** start **

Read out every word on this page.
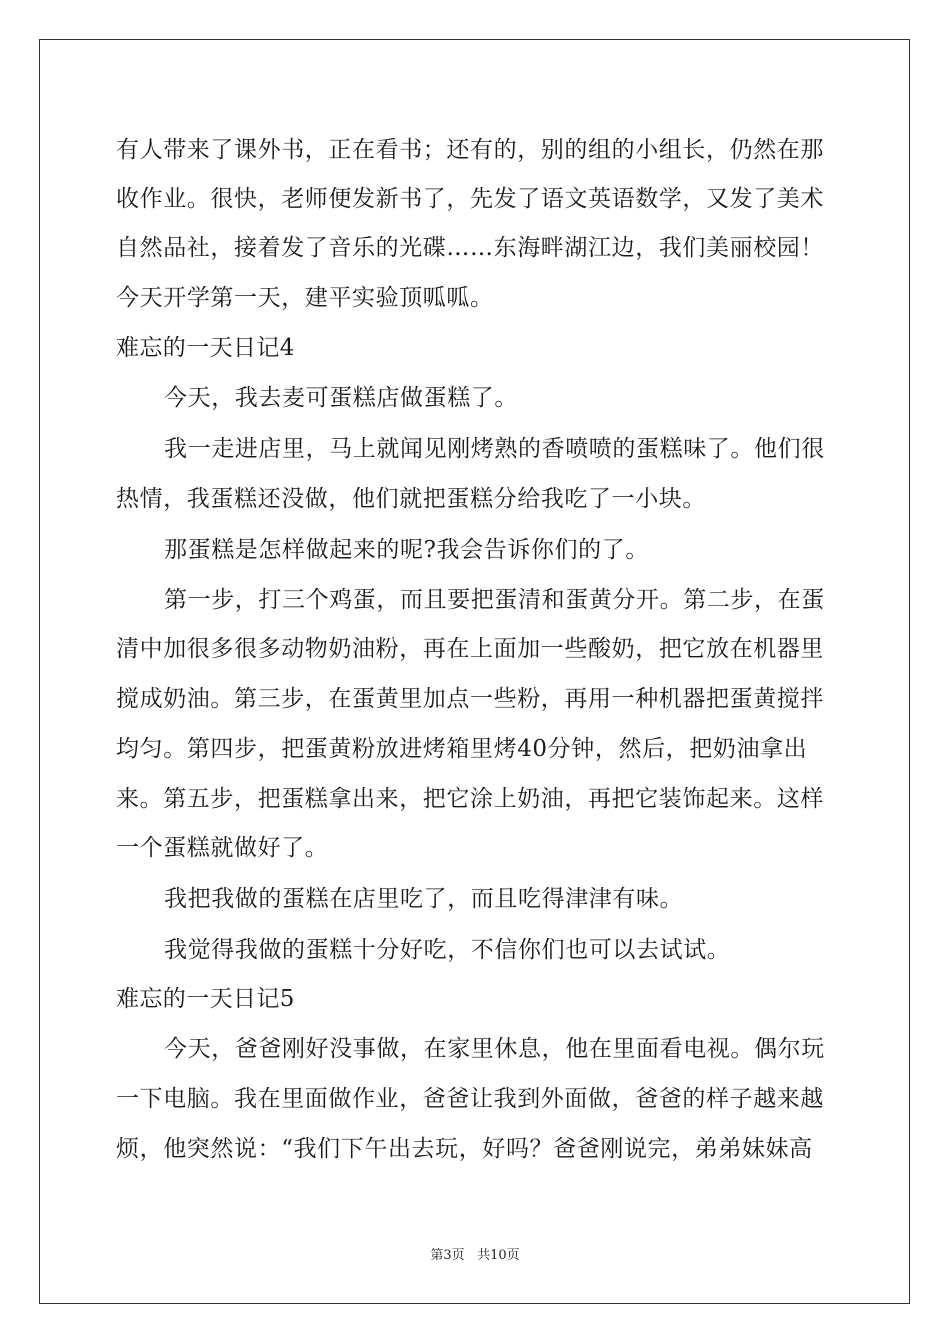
有人带来了课外书，正在看书；还有的，别的组的小组长，仍然在那
收作业。很快，老师便发新书了，先发了语文英语数学，又发了美术
自然品社，接着发了音乐的光碟……东海畔湖江边，我们美丽校园！
今天开学第一天，建平实验顶呱呱。
难忘的一天日记4
今天，我去麦可蛋糕店做蛋糕了。
我一走进店里，马上就闻见刚烤熟的香喷喷的蛋糕味了。他们很
热情，我蛋糕还没做，他们就把蛋糕分给我吃了一小块。
那蛋糕是怎样做起来的呢?我会告诉你们的了。
第一步，打三个鸡蛋，而且要把蛋清和蛋黄分开。第二步，在蛋
清中加很多很多动物奶油粉，再在上面加一些酸奶，把它放在机器里
搅成奶油。第三步，在蛋黄里加点一些粉，再用一种机器把蛋黄搅拌
均匀。第四步，把蛋黄粉放进烤箱里烤40分钟，然后，把奶油拿出
来。第五步，把蛋糕拿出来，把它涂上奶油，再把它装饰起来。这样
一个蛋糕就做好了。
我把我做的蛋糕在店里吃了，而且吃得津津有味。
我觉得我做的蛋糕十分好吃，不信你们也可以去试试。
难忘的一天日记5
今天，爸爸刚好没事做，在家里休息，他在里面看电视。偶尔玩
一下电脑。我在里面做作业，爸爸让我到外面做，爸爸的样子越来越
烦，他突然说：“我们下午出去玩，好吗？爸爸刚说完，弟弟妹妹高
第3页 共10页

** end **

## AIM OF THE EXERCISE
Copy each line of the records precisely and drop any images they hold.

## FINISHED EXERCISE
Read out every word on this page.
有人带来了课外书，正在看书；还有的，别的组的小组长，仍然在那
收作业。很快，老师便发新书了，先发了语文英语数学，又发了美术
自然品社，接着发了音乐的光碟……东海畔湖江边，我们美丽校园！
今天开学第一天，建平实验顶呱呱。
难忘的一天日记4
今天，我去麦可蛋糕店做蛋糕了。
我一走进店里，马上就闻见刚烤熟的香喷喷的蛋糕味了。他们很
热情，我蛋糕还没做，他们就把蛋糕分给我吃了一小块。
那蛋糕是怎样做起来的呢?我会告诉你们的了。
第一步，打三个鸡蛋，而且要把蛋清和蛋黄分开。第二步，在蛋
清中加很多很多动物奶油粉，再在上面加一些酸奶，把它放在机器里
搅成奶油。第三步，在蛋黄里加点一些粉，再用一种机器把蛋黄搅拌
均匀。第四步，把蛋黄粉放进烤箱里烤40分钟，然后，把奶油拿出
来。第五步，把蛋糕拿出来，把它涂上奶油，再把它装饰起来。这样
一个蛋糕就做好了。
我把我做的蛋糕在店里吃了，而且吃得津津有味。
我觉得我做的蛋糕十分好吃，不信你们也可以去试试。
难忘的一天日记5
今天，爸爸刚好没事做，在家里休息，他在里面看电视。偶尔玩
一下电脑。我在里面做作业，爸爸让我到外面做，爸爸的样子越来越
烦，他突然说：“我们下午出去玩，好吗？爸爸刚说完，弟弟妹妹高
第3页 共10页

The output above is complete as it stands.